CHALLENGE
Find the lines that contain the word "level" and copy each one.
* begin *
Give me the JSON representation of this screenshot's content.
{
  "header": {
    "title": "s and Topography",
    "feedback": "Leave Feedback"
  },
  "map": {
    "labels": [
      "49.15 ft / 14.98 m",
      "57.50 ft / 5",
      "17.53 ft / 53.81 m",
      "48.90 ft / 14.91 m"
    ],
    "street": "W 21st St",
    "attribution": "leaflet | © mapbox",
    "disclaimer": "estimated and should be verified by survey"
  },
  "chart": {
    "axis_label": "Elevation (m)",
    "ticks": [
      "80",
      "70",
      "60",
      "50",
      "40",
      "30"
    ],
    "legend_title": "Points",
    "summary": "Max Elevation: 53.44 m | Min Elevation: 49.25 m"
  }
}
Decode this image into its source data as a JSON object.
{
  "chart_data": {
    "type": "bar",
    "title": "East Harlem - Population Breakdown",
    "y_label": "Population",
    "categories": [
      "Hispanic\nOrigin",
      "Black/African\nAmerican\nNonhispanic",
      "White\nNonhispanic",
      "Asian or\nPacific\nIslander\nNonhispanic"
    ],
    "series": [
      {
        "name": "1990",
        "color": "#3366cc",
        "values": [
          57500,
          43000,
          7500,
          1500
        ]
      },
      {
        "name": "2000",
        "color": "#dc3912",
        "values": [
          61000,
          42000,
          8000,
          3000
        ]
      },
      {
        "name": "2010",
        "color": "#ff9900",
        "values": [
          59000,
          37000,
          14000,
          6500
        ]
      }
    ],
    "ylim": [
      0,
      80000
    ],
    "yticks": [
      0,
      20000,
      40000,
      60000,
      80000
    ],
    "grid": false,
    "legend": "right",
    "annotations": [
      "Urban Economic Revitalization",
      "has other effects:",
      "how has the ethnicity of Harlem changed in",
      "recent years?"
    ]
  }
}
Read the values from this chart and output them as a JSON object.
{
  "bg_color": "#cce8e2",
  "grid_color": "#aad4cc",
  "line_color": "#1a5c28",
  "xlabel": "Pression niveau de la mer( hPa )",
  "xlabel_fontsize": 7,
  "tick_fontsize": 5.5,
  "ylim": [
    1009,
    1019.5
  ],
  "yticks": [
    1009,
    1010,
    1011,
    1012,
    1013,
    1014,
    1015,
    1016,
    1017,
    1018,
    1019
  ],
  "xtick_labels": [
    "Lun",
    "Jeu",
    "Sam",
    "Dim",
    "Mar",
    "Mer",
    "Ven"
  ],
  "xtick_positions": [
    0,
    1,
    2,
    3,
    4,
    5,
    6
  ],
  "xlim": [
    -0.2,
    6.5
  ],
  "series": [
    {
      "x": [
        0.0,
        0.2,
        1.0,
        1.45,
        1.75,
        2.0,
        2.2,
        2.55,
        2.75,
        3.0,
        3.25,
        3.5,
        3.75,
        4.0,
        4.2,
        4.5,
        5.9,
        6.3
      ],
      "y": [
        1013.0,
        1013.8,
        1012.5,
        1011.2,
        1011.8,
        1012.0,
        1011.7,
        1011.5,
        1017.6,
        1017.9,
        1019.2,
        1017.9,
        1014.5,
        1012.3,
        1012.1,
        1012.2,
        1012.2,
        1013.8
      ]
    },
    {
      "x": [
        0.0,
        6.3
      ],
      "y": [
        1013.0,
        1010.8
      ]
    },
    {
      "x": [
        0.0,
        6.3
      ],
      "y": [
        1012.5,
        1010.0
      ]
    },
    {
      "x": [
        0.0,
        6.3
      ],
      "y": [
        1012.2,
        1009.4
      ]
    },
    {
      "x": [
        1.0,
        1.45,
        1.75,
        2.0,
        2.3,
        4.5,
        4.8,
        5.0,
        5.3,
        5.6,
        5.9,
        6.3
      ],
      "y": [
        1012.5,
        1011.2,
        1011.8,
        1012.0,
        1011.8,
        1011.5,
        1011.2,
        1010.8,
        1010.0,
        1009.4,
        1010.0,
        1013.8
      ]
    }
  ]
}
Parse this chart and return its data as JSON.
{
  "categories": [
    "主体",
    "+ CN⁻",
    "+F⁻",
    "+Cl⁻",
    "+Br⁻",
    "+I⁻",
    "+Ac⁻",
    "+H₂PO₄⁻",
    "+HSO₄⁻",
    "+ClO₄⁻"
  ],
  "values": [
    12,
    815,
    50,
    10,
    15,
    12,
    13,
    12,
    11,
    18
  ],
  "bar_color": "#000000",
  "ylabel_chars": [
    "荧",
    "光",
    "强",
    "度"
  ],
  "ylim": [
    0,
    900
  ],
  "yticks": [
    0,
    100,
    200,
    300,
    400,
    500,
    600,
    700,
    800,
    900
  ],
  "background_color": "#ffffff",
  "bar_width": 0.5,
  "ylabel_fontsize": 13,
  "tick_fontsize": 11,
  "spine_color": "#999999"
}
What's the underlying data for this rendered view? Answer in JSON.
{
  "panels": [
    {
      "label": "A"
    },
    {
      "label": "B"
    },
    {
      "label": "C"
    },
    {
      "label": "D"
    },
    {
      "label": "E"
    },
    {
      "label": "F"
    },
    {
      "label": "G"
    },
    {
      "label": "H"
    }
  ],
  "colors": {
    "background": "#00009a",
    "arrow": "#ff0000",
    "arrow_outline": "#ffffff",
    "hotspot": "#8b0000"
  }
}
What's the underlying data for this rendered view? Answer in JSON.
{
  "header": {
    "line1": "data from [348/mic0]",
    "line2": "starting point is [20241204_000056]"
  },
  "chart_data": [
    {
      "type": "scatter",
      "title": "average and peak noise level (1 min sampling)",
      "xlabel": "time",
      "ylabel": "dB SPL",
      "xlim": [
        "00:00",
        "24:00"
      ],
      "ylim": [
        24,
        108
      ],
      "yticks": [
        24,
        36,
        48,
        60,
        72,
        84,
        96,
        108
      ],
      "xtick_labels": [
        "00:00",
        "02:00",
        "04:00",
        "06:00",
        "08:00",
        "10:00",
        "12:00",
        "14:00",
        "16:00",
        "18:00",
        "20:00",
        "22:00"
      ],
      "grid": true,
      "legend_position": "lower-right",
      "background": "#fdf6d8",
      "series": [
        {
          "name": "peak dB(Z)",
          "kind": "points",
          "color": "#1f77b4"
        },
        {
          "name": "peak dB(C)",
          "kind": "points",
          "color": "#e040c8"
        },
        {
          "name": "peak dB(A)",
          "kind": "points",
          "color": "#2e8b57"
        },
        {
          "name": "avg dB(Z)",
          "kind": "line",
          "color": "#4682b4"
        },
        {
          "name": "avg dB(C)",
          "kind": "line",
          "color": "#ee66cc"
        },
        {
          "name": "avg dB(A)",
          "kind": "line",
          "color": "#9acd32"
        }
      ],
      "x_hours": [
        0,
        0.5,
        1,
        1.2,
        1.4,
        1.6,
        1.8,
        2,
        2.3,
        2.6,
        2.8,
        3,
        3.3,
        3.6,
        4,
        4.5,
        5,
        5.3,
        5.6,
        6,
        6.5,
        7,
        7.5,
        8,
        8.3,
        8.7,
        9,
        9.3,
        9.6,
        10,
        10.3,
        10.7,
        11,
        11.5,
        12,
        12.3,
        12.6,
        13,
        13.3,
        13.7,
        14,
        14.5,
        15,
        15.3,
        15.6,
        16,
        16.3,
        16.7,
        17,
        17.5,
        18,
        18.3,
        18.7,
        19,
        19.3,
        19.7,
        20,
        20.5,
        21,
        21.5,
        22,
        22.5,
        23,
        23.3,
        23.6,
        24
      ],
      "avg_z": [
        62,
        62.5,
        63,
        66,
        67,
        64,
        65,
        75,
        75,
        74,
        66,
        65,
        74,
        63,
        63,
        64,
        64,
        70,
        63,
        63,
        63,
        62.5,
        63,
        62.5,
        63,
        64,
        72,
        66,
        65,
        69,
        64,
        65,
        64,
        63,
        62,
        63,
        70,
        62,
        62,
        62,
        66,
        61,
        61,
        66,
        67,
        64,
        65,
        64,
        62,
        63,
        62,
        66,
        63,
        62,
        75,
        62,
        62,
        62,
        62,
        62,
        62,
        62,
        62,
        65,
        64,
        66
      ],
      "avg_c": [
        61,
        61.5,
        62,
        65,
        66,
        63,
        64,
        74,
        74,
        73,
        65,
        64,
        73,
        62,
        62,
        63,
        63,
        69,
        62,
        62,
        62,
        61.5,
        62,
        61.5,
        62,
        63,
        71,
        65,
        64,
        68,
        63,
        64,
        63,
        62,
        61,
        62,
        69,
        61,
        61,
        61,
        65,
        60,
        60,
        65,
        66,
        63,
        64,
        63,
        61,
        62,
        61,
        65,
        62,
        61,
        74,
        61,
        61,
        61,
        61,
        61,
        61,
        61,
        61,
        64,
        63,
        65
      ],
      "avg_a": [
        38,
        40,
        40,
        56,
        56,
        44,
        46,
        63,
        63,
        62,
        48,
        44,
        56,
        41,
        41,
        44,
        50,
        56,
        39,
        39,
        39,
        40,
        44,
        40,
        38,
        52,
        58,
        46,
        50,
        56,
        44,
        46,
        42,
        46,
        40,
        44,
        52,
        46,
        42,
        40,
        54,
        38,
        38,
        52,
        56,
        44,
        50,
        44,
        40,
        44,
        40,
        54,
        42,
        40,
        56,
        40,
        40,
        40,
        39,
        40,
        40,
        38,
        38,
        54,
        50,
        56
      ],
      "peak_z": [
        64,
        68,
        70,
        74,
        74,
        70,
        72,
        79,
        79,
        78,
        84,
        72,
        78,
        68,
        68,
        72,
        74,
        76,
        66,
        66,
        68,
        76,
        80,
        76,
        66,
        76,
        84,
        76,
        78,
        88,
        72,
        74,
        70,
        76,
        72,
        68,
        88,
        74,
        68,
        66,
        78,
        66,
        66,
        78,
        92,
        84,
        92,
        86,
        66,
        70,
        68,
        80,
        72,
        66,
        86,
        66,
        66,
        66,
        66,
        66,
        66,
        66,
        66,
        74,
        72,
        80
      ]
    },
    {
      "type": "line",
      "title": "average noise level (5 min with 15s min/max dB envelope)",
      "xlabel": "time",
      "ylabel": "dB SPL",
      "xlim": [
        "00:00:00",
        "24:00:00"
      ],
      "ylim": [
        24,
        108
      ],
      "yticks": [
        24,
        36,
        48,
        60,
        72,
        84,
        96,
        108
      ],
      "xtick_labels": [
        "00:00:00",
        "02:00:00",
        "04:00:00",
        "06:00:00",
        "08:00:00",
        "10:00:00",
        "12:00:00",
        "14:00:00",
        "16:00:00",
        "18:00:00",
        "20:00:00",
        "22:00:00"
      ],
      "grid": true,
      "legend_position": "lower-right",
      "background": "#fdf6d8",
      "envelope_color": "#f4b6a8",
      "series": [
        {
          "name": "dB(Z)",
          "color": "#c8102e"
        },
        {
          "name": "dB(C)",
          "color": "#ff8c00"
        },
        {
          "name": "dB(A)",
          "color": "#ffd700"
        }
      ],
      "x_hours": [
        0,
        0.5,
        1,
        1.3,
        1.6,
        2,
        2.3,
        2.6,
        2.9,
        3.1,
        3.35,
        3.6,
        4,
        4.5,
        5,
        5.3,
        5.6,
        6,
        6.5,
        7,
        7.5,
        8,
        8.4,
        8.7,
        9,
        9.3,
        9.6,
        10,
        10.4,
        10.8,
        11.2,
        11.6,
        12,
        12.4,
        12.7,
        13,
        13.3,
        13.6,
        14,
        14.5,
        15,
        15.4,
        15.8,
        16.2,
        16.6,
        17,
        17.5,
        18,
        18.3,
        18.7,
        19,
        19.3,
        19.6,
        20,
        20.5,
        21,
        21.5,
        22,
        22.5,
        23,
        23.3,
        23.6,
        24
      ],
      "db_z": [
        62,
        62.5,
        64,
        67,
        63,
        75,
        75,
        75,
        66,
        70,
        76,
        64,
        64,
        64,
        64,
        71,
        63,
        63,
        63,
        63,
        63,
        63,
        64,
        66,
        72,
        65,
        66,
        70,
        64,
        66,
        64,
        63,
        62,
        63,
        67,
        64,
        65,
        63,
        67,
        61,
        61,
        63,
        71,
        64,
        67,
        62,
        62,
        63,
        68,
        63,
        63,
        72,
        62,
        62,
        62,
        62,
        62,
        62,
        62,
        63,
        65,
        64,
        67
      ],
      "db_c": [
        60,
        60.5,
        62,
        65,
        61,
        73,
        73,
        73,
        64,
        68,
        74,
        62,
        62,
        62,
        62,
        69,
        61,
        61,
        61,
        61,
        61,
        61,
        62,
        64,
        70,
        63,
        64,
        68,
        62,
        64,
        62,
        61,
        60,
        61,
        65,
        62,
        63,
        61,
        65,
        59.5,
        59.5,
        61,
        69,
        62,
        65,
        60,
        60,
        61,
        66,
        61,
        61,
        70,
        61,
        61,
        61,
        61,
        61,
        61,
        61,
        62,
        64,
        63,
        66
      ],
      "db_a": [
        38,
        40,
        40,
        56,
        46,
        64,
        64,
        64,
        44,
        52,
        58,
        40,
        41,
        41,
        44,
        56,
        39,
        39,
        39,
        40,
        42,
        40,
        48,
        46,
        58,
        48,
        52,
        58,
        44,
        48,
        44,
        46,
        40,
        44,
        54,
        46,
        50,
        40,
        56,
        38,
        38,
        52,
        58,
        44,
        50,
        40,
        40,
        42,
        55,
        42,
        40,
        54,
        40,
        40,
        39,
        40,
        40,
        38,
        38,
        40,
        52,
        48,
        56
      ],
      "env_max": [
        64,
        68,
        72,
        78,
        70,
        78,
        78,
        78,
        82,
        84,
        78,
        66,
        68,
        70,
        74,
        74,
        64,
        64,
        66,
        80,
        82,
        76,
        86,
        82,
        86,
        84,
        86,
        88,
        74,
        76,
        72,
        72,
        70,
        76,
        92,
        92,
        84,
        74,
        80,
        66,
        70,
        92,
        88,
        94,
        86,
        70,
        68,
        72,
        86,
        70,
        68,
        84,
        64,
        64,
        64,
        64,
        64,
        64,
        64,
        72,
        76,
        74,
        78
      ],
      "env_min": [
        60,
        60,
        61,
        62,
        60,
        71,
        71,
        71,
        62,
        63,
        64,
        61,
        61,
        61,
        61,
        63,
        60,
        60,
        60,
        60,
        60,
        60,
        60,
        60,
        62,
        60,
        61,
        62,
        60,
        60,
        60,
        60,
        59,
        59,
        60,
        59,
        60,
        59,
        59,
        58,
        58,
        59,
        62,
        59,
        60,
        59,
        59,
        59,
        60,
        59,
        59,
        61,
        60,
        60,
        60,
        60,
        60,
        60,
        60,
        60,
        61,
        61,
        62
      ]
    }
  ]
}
* end *
THE SOLUTION
      "title": "average and peak noise level (1 min sampling)",
      "title": "average noise level (5 min with 15s min/max dB envelope)",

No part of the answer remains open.